* _Objective_
Word for word, repeat the entries, minus the pictures.

-- BEGIN Data shown --

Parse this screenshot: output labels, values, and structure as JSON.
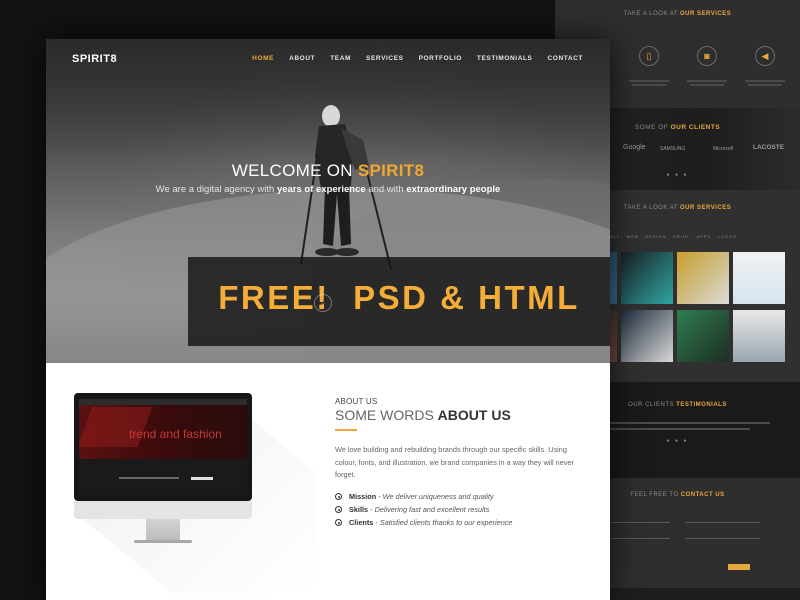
{
  "brand": "SPIRIT8",
  "nav": [
    "HOME",
    "ABOUT",
    "TEAM",
    "SERVICES",
    "PORTFOLIO",
    "TESTIMONIALS",
    "CONTACT"
  ],
  "nav_active": "HOME",
  "hero": {
    "welcome_prefix": "WELCOME ON ",
    "welcome_accent": "SPIRIT8",
    "tagline_1": "We are a digital agency with ",
    "tagline_bold_1": "years of experience",
    "tagline_2": " and with ",
    "tagline_bold_2": "extraordinary people",
    "promo": "FREE!  PSD & HTML"
  },
  "about": {
    "label": "ABOUT US",
    "title_plain": "SOME WORDS ",
    "title_bold": "ABOUT US",
    "body": "We love building and rebuilding brands through our specific skills. Using colour, fonts, and illustration, we brand companies in a way they will never forget.",
    "features": [
      {
        "name": "Mission",
        "text": "We deliver uniqueness and quality"
      },
      {
        "name": "Skills",
        "text": "Delivering fast and excellent results"
      },
      {
        "name": "Clients",
        "text": "Satisfied clients thanks to our experience"
      }
    ],
    "screen_text": "trend and fashion"
  },
  "background_page": {
    "services_heading_plain": "TAKE A LOOK AT ",
    "services_heading_bold": "OUR SERVICES",
    "clients_heading_plain": "SOME OF ",
    "clients_heading_bold": "OUR CLIENTS",
    "clients": [
      "Google",
      "SAMSUNG",
      "Microsoft",
      "LACOSTE"
    ],
    "portfolio_heading_plain": "TAKE A LOOK AT ",
    "portfolio_heading_bold": "OUR SERVICES",
    "testimonials_heading_plain": "OUR CLIENTS ",
    "testimonials_heading_bold": "TESTIMONIALS",
    "contact_heading_plain": "FEEL FREE TO ",
    "contact_heading_bold": "CONTACT US"
  },
  "colors": {
    "accent": "#f0a732",
    "dark": "#141414",
    "white": "#ffffff"
  }
}
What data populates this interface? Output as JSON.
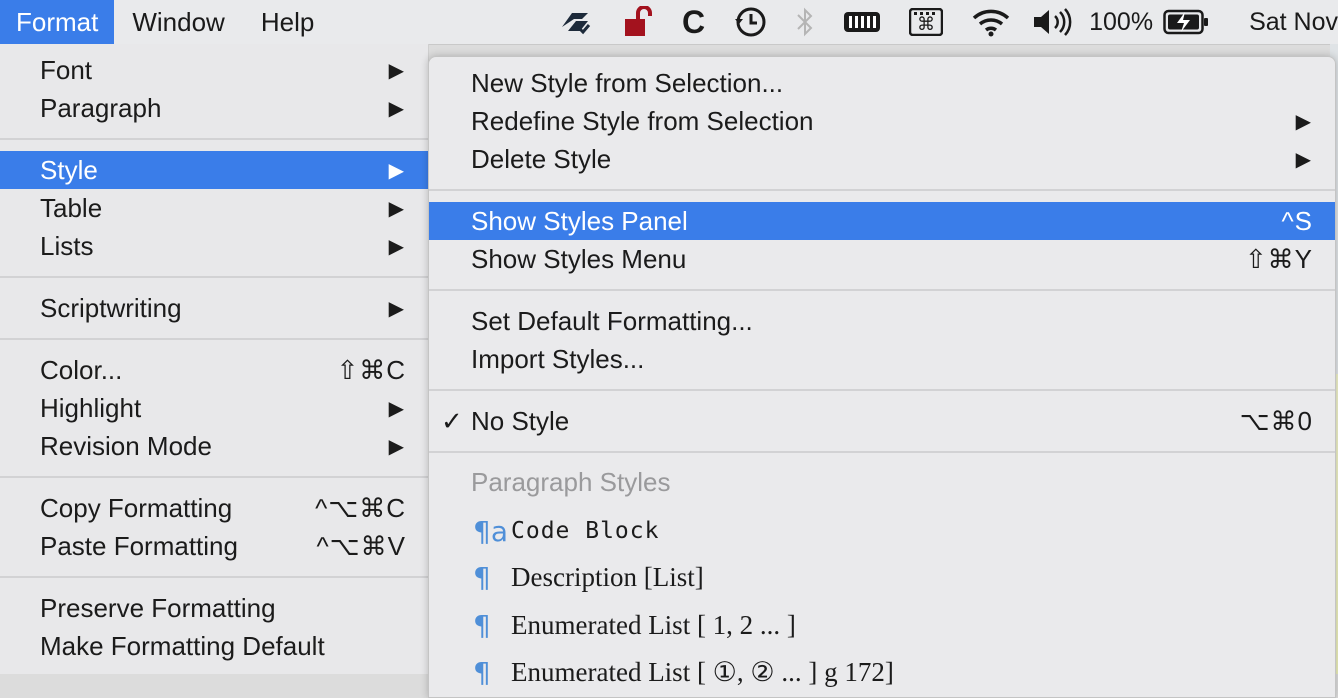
{
  "menubar": {
    "items": [
      {
        "label": "Format",
        "active": true
      },
      {
        "label": "Window",
        "active": false
      },
      {
        "label": "Help",
        "active": false
      }
    ],
    "status": {
      "battery_percent": "100%",
      "datetime": "Sat Nov"
    },
    "icons": [
      "sync-icon",
      "lock-icon",
      "c-app-icon",
      "time-machine-icon",
      "bluetooth-icon",
      "memory-icon",
      "keyboard-command-icon",
      "wifi-icon",
      "volume-icon",
      "battery-icon"
    ]
  },
  "format_menu": {
    "items": [
      {
        "label": "Font",
        "arrow": "▶",
        "shortcut": ""
      },
      {
        "label": "Paragraph",
        "arrow": "▶",
        "shortcut": ""
      },
      {
        "label": "Style",
        "arrow": "▶",
        "shortcut": "",
        "highlighted": true
      },
      {
        "label": "Table",
        "arrow": "▶",
        "shortcut": ""
      },
      {
        "label": "Lists",
        "arrow": "▶",
        "shortcut": ""
      },
      {
        "label": "Scriptwriting",
        "arrow": "▶",
        "shortcut": ""
      },
      {
        "label": "Color...",
        "arrow": "",
        "shortcut": "⇧⌘C"
      },
      {
        "label": "Highlight",
        "arrow": "▶",
        "shortcut": ""
      },
      {
        "label": "Revision Mode",
        "arrow": "▶",
        "shortcut": ""
      },
      {
        "label": "Copy Formatting",
        "arrow": "",
        "shortcut": "^⌥⌘C"
      },
      {
        "label": "Paste Formatting",
        "arrow": "",
        "shortcut": "^⌥⌘V"
      },
      {
        "label": "Preserve Formatting",
        "arrow": "",
        "shortcut": ""
      },
      {
        "label": "Make Formatting Default",
        "arrow": "",
        "shortcut": ""
      }
    ]
  },
  "style_submenu": {
    "items": [
      {
        "label": "New Style from Selection...",
        "arrow": "",
        "shortcut": ""
      },
      {
        "label": "Redefine Style from Selection",
        "arrow": "▶",
        "shortcut": ""
      },
      {
        "label": "Delete Style",
        "arrow": "▶",
        "shortcut": ""
      },
      {
        "label": "Show Styles Panel",
        "arrow": "",
        "shortcut": "^S",
        "highlighted": true
      },
      {
        "label": "Show Styles Menu",
        "arrow": "",
        "shortcut": "⇧⌘Y"
      },
      {
        "label": "Set Default Formatting...",
        "arrow": "",
        "shortcut": ""
      },
      {
        "label": "Import Styles...",
        "arrow": "",
        "shortcut": ""
      },
      {
        "label": "No Style",
        "arrow": "",
        "shortcut": "⌥⌘0",
        "checked": true,
        "check": "✓"
      }
    ],
    "section_label": "Paragraph Styles",
    "paragraph_styles": [
      {
        "marker": "¶a",
        "name": "Code Block"
      },
      {
        "marker": "¶",
        "name": "Description [List]"
      },
      {
        "marker": "¶",
        "name": "Enumerated List [ 1, 2 ... ]"
      },
      {
        "marker": "¶",
        "name": "Enumerated List [ ①, ② ... ] g 172]"
      }
    ]
  }
}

-- END Data shown --

* _Exercise result_
Parse this screenshot: output labels, values, and structure as JSON.
{
  "brand": "SPIRIT8",
  "nav": [
    "HOME",
    "ABOUT",
    "TEAM",
    "SERVICES",
    "PORTFOLIO",
    "TESTIMONIALS",
    "CONTACT"
  ],
  "nav_active": "HOME",
  "hero": {
    "welcome_prefix": "WELCOME ON ",
    "welcome_accent": "SPIRIT8",
    "tagline_1": "We are a digital agency with ",
    "tagline_bold_1": "years of experience",
    "tagline_2": " and with ",
    "tagline_bold_2": "extraordinary people",
    "promo": "FREE!  PSD & HTML"
  },
  "about": {
    "label": "ABOUT US",
    "title_plain": "SOME WORDS ",
    "title_bold": "ABOUT US",
    "body": "We love building and rebuilding brands through our specific skills. Using colour, fonts, and illustration, we brand companies in a way they will never forget.",
    "features": [
      {
        "name": "Mission",
        "text": "We deliver uniqueness and quality"
      },
      {
        "name": "Skills",
        "text": "Delivering fast and excellent results"
      },
      {
        "name": "Clients",
        "text": "Satisfied clients thanks to our experience"
      }
    ],
    "screen_text": "trend and fashion"
  },
  "background_page": {
    "services_heading_plain": "TAKE A LOOK AT ",
    "services_heading_bold": "OUR SERVICES",
    "clients_heading_plain": "SOME OF ",
    "clients_heading_bold": "OUR CLIENTS",
    "clients": [
      "Google",
      "SAMSUNG",
      "Microsoft",
      "LACOSTE"
    ],
    "portfolio_heading_plain": "TAKE A LOOK AT ",
    "portfolio_heading_bold": "OUR SERVICES",
    "testimonials_heading_plain": "OUR CLIENTS ",
    "testimonials_heading_bold": "TESTIMONIALS",
    "contact_heading_plain": "FEEL FREE TO ",
    "contact_heading_bold": "CONTACT US"
  },
  "colors": {
    "accent": "#f0a732",
    "dark": "#141414",
    "white": "#ffffff"
  }
}
What data populates this interface? Output as JSON.
{
  "menubar": {
    "items": [
      {
        "label": "Format",
        "active": true
      },
      {
        "label": "Window",
        "active": false
      },
      {
        "label": "Help",
        "active": false
      }
    ],
    "status": {
      "battery_percent": "100%",
      "datetime": "Sat Nov"
    },
    "icons": [
      "sync-icon",
      "lock-icon",
      "c-app-icon",
      "time-machine-icon",
      "bluetooth-icon",
      "memory-icon",
      "keyboard-command-icon",
      "wifi-icon",
      "volume-icon",
      "battery-icon"
    ]
  },
  "format_menu": {
    "items": [
      {
        "label": "Font",
        "arrow": "▶",
        "shortcut": ""
      },
      {
        "label": "Paragraph",
        "arrow": "▶",
        "shortcut": ""
      },
      {
        "label": "Style",
        "arrow": "▶",
        "shortcut": "",
        "highlighted": true
      },
      {
        "label": "Table",
        "arrow": "▶",
        "shortcut": ""
      },
      {
        "label": "Lists",
        "arrow": "▶",
        "shortcut": ""
      },
      {
        "label": "Scriptwriting",
        "arrow": "▶",
        "shortcut": ""
      },
      {
        "label": "Color...",
        "arrow": "",
        "shortcut": "⇧⌘C"
      },
      {
        "label": "Highlight",
        "arrow": "▶",
        "shortcut": ""
      },
      {
        "label": "Revision Mode",
        "arrow": "▶",
        "shortcut": ""
      },
      {
        "label": "Copy Formatting",
        "arrow": "",
        "shortcut": "^⌥⌘C"
      },
      {
        "label": "Paste Formatting",
        "arrow": "",
        "shortcut": "^⌥⌘V"
      },
      {
        "label": "Preserve Formatting",
        "arrow": "",
        "shortcut": ""
      },
      {
        "label": "Make Formatting Default",
        "arrow": "",
        "shortcut": ""
      }
    ]
  },
  "style_submenu": {
    "items": [
      {
        "label": "New Style from Selection...",
        "arrow": "",
        "shortcut": ""
      },
      {
        "label": "Redefine Style from Selection",
        "arrow": "▶",
        "shortcut": ""
      },
      {
        "label": "Delete Style",
        "arrow": "▶",
        "shortcut": ""
      },
      {
        "label": "Show Styles Panel",
        "arrow": "",
        "shortcut": "^S",
        "highlighted": true
      },
      {
        "label": "Show Styles Menu",
        "arrow": "",
        "shortcut": "⇧⌘Y"
      },
      {
        "label": "Set Default Formatting...",
        "arrow": "",
        "shortcut": ""
      },
      {
        "label": "Import Styles...",
        "arrow": "",
        "shortcut": ""
      },
      {
        "label": "No Style",
        "arrow": "",
        "shortcut": "⌥⌘0",
        "checked": true,
        "check": "✓"
      }
    ],
    "section_label": "Paragraph Styles",
    "paragraph_styles": [
      {
        "marker": "¶a",
        "name": "Code Block"
      },
      {
        "marker": "¶",
        "name": "Description [List]"
      },
      {
        "marker": "¶",
        "name": "Enumerated List [ 1, 2 ... ]"
      },
      {
        "marker": "¶",
        "name": "Enumerated List [ ①, ② ... ] g 172]"
      }
    ]
  }
}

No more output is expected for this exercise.